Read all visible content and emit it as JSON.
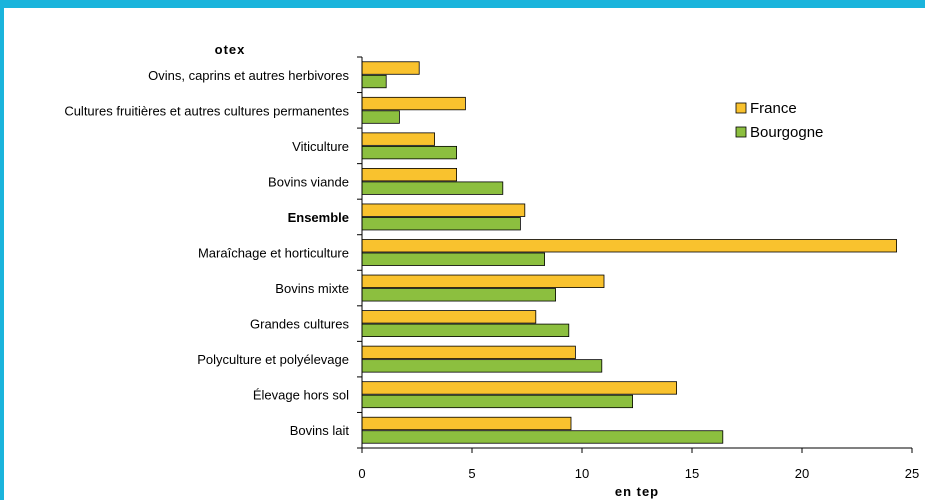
{
  "chart_data": {
    "type": "bar",
    "orientation": "horizontal",
    "yaxis_title": "otex",
    "xlabel": "en tep",
    "xlim": [
      0,
      25
    ],
    "xticks": [
      0,
      5,
      10,
      15,
      20,
      25
    ],
    "grid": false,
    "legend_position": "top-right",
    "categories": [
      "Ovins, caprins et autres herbivores",
      "Cultures fruitières et autres cultures permanentes",
      "Viticulture",
      "Bovins viande",
      "Ensemble",
      "Maraîchage et horticulture",
      "Bovins mixte",
      "Grandes cultures",
      "Polyculture et polyélevage",
      "Élevage hors sol",
      "Bovins lait"
    ],
    "bold_categories": [
      "Ensemble"
    ],
    "series": [
      {
        "name": "France",
        "color": "#f9c22e",
        "values": [
          2.6,
          4.7,
          3.3,
          4.3,
          7.4,
          24.3,
          11.0,
          7.9,
          9.7,
          14.3,
          9.5
        ]
      },
      {
        "name": "Bourgogne",
        "color": "#8cbf3f",
        "values": [
          1.1,
          1.7,
          4.3,
          6.4,
          7.2,
          8.3,
          8.8,
          9.4,
          10.9,
          12.3,
          16.4
        ]
      }
    ]
  }
}
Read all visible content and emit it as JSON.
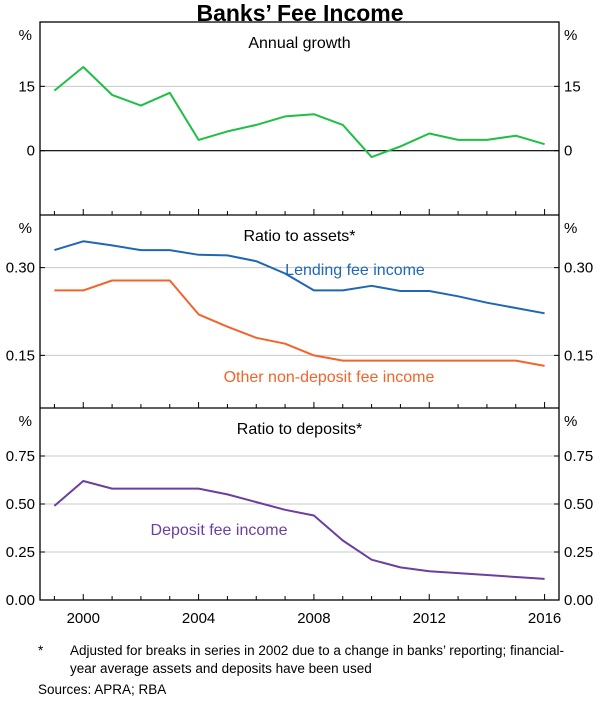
{
  "title": "Banks’ Fee Income",
  "footnote": {
    "mark": "*",
    "text": "Adjusted for breaks in series in 2002 due to a change in banks’ reporting; financial-year average assets and deposits have been used"
  },
  "sources": "Sources:   APRA; RBA",
  "colors": {
    "growth": "#1fbf44",
    "lending": "#1f67b4",
    "other": "#f2642b",
    "deposit": "#6a3fa0",
    "grid": "#c8c8c8",
    "axis": "#000000"
  },
  "chart_data": [
    {
      "type": "line",
      "panel": "growth",
      "title": "Annual growth",
      "unit": "%",
      "ylim": [
        -15,
        30
      ],
      "yticks": [
        0,
        15
      ],
      "yticklabels": [
        "0",
        "15"
      ],
      "xlim": [
        1998.5,
        2016.5
      ],
      "series": [
        {
          "name": "Annual growth",
          "color_key": "growth",
          "x": [
            1999,
            2000,
            2001,
            2002,
            2003,
            2004,
            2005,
            2006,
            2007,
            2008,
            2009,
            2010,
            2011,
            2012,
            2013,
            2014,
            2015,
            2016
          ],
          "values": [
            14,
            19.5,
            13,
            10.5,
            13.5,
            2.5,
            4.5,
            6,
            8,
            8.5,
            6,
            -1.5,
            1,
            4,
            2.5,
            2.5,
            3.5,
            1.5
          ]
        }
      ]
    },
    {
      "type": "line",
      "panel": "assets",
      "title": "Ratio to assets*",
      "unit": "%",
      "ylim": [
        0.06,
        0.39
      ],
      "yticks": [
        0.15,
        0.3
      ],
      "yticklabels": [
        "0.15",
        "0.30"
      ],
      "xlim": [
        1998.5,
        2016.5
      ],
      "series": [
        {
          "name": "Lending fee income",
          "color_key": "lending",
          "x": [
            1999,
            2000,
            2001,
            2002,
            2003,
            2004,
            2005,
            2006,
            2007,
            2008,
            2009,
            2010,
            2011,
            2012,
            2013,
            2014,
            2015,
            2016
          ],
          "values": [
            0.33,
            0.345,
            0.338,
            0.33,
            0.33,
            0.322,
            0.321,
            0.311,
            0.29,
            0.261,
            0.261,
            0.269,
            0.26,
            0.26,
            0.251,
            0.24,
            0.231,
            0.222
          ]
        },
        {
          "name": "Other non-deposit fee income",
          "color_key": "other",
          "x": [
            1999,
            2000,
            2001,
            2002,
            2003,
            2004,
            2005,
            2006,
            2007,
            2008,
            2009,
            2010,
            2011,
            2012,
            2013,
            2014,
            2015,
            2016
          ],
          "values": [
            0.261,
            0.261,
            0.278,
            0.278,
            0.278,
            0.22,
            0.199,
            0.18,
            0.17,
            0.15,
            0.141,
            0.141,
            0.141,
            0.141,
            0.141,
            0.141,
            0.141,
            0.132
          ]
        }
      ]
    },
    {
      "type": "line",
      "panel": "deposits",
      "title": "Ratio to deposits*",
      "unit": "%",
      "ylim": [
        0,
        1
      ],
      "yticks": [
        0,
        0.25,
        0.5,
        0.75
      ],
      "yticklabels": [
        "0.00",
        "0.25",
        "0.50",
        "0.75"
      ],
      "xlim": [
        1998.5,
        2016.5
      ],
      "xticks": [
        2000,
        2004,
        2008,
        2012,
        2016
      ],
      "xticklabels": [
        "2000",
        "2004",
        "2008",
        "2012",
        "2016"
      ],
      "series": [
        {
          "name": "Deposit fee income",
          "color_key": "deposit",
          "x": [
            1999,
            2000,
            2001,
            2002,
            2003,
            2004,
            2005,
            2006,
            2007,
            2008,
            2009,
            2010,
            2011,
            2012,
            2013,
            2014,
            2015,
            2016
          ],
          "values": [
            0.49,
            0.62,
            0.58,
            0.58,
            0.58,
            0.58,
            0.55,
            0.51,
            0.47,
            0.44,
            0.31,
            0.21,
            0.17,
            0.15,
            0.14,
            0.13,
            0.12,
            0.11
          ]
        }
      ]
    }
  ]
}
● ● ● ●
Quote the records above in full, dropping each picture.

- **Response to the exercise**
Read all visible content and emit it as JSON.
{
  "chart_data": {
    "type": "bar",
    "orientation": "horizontal",
    "yaxis_title": "otex",
    "xlabel": "en tep",
    "xlim": [
      0,
      25
    ],
    "xticks": [
      0,
      5,
      10,
      15,
      20,
      25
    ],
    "grid": false,
    "legend_position": "top-right",
    "categories": [
      "Ovins, caprins et autres herbivores",
      "Cultures fruitières et autres cultures permanentes",
      "Viticulture",
      "Bovins viande",
      "Ensemble",
      "Maraîchage et horticulture",
      "Bovins mixte",
      "Grandes cultures",
      "Polyculture et polyélevage",
      "Élevage hors sol",
      "Bovins lait"
    ],
    "bold_categories": [
      "Ensemble"
    ],
    "series": [
      {
        "name": "France",
        "color": "#f9c22e",
        "values": [
          2.6,
          4.7,
          3.3,
          4.3,
          7.4,
          24.3,
          11.0,
          7.9,
          9.7,
          14.3,
          9.5
        ]
      },
      {
        "name": "Bourgogne",
        "color": "#8cbf3f",
        "values": [
          1.1,
          1.7,
          4.3,
          6.4,
          7.2,
          8.3,
          8.8,
          9.4,
          10.9,
          12.3,
          16.4
        ]
      }
    ]
  }
}
Read all visible content and emit it as JSON.
{
  "title": "Banks’ Fee Income",
  "footnote": {
    "mark": "*",
    "text": "Adjusted for breaks in series in 2002 due to a change in banks’ reporting; financial-year average assets and deposits have been used"
  },
  "sources": "Sources:   APRA; RBA",
  "colors": {
    "growth": "#1fbf44",
    "lending": "#1f67b4",
    "other": "#f2642b",
    "deposit": "#6a3fa0",
    "grid": "#c8c8c8",
    "axis": "#000000"
  },
  "chart_data": [
    {
      "type": "line",
      "panel": "growth",
      "title": "Annual growth",
      "unit": "%",
      "ylim": [
        -15,
        30
      ],
      "yticks": [
        0,
        15
      ],
      "yticklabels": [
        "0",
        "15"
      ],
      "xlim": [
        1998.5,
        2016.5
      ],
      "series": [
        {
          "name": "Annual growth",
          "color_key": "growth",
          "x": [
            1999,
            2000,
            2001,
            2002,
            2003,
            2004,
            2005,
            2006,
            2007,
            2008,
            2009,
            2010,
            2011,
            2012,
            2013,
            2014,
            2015,
            2016
          ],
          "values": [
            14,
            19.5,
            13,
            10.5,
            13.5,
            2.5,
            4.5,
            6,
            8,
            8.5,
            6,
            -1.5,
            1,
            4,
            2.5,
            2.5,
            3.5,
            1.5
          ]
        }
      ]
    },
    {
      "type": "line",
      "panel": "assets",
      "title": "Ratio to assets*",
      "unit": "%",
      "ylim": [
        0.06,
        0.39
      ],
      "yticks": [
        0.15,
        0.3
      ],
      "yticklabels": [
        "0.15",
        "0.30"
      ],
      "xlim": [
        1998.5,
        2016.5
      ],
      "series": [
        {
          "name": "Lending fee income",
          "color_key": "lending",
          "x": [
            1999,
            2000,
            2001,
            2002,
            2003,
            2004,
            2005,
            2006,
            2007,
            2008,
            2009,
            2010,
            2011,
            2012,
            2013,
            2014,
            2015,
            2016
          ],
          "values": [
            0.33,
            0.345,
            0.338,
            0.33,
            0.33,
            0.322,
            0.321,
            0.311,
            0.29,
            0.261,
            0.261,
            0.269,
            0.26,
            0.26,
            0.251,
            0.24,
            0.231,
            0.222
          ]
        },
        {
          "name": "Other non-deposit fee income",
          "color_key": "other",
          "x": [
            1999,
            2000,
            2001,
            2002,
            2003,
            2004,
            2005,
            2006,
            2007,
            2008,
            2009,
            2010,
            2011,
            2012,
            2013,
            2014,
            2015,
            2016
          ],
          "values": [
            0.261,
            0.261,
            0.278,
            0.278,
            0.278,
            0.22,
            0.199,
            0.18,
            0.17,
            0.15,
            0.141,
            0.141,
            0.141,
            0.141,
            0.141,
            0.141,
            0.141,
            0.132
          ]
        }
      ]
    },
    {
      "type": "line",
      "panel": "deposits",
      "title": "Ratio to deposits*",
      "unit": "%",
      "ylim": [
        0,
        1
      ],
      "yticks": [
        0,
        0.25,
        0.5,
        0.75
      ],
      "yticklabels": [
        "0.00",
        "0.25",
        "0.50",
        "0.75"
      ],
      "xlim": [
        1998.5,
        2016.5
      ],
      "xticks": [
        2000,
        2004,
        2008,
        2012,
        2016
      ],
      "xticklabels": [
        "2000",
        "2004",
        "2008",
        "2012",
        "2016"
      ],
      "series": [
        {
          "name": "Deposit fee income",
          "color_key": "deposit",
          "x": [
            1999,
            2000,
            2001,
            2002,
            2003,
            2004,
            2005,
            2006,
            2007,
            2008,
            2009,
            2010,
            2011,
            2012,
            2013,
            2014,
            2015,
            2016
          ],
          "values": [
            0.49,
            0.62,
            0.58,
            0.58,
            0.58,
            0.58,
            0.55,
            0.51,
            0.47,
            0.44,
            0.31,
            0.21,
            0.17,
            0.15,
            0.14,
            0.13,
            0.12,
            0.11
          ]
        }
      ]
    }
  ]
}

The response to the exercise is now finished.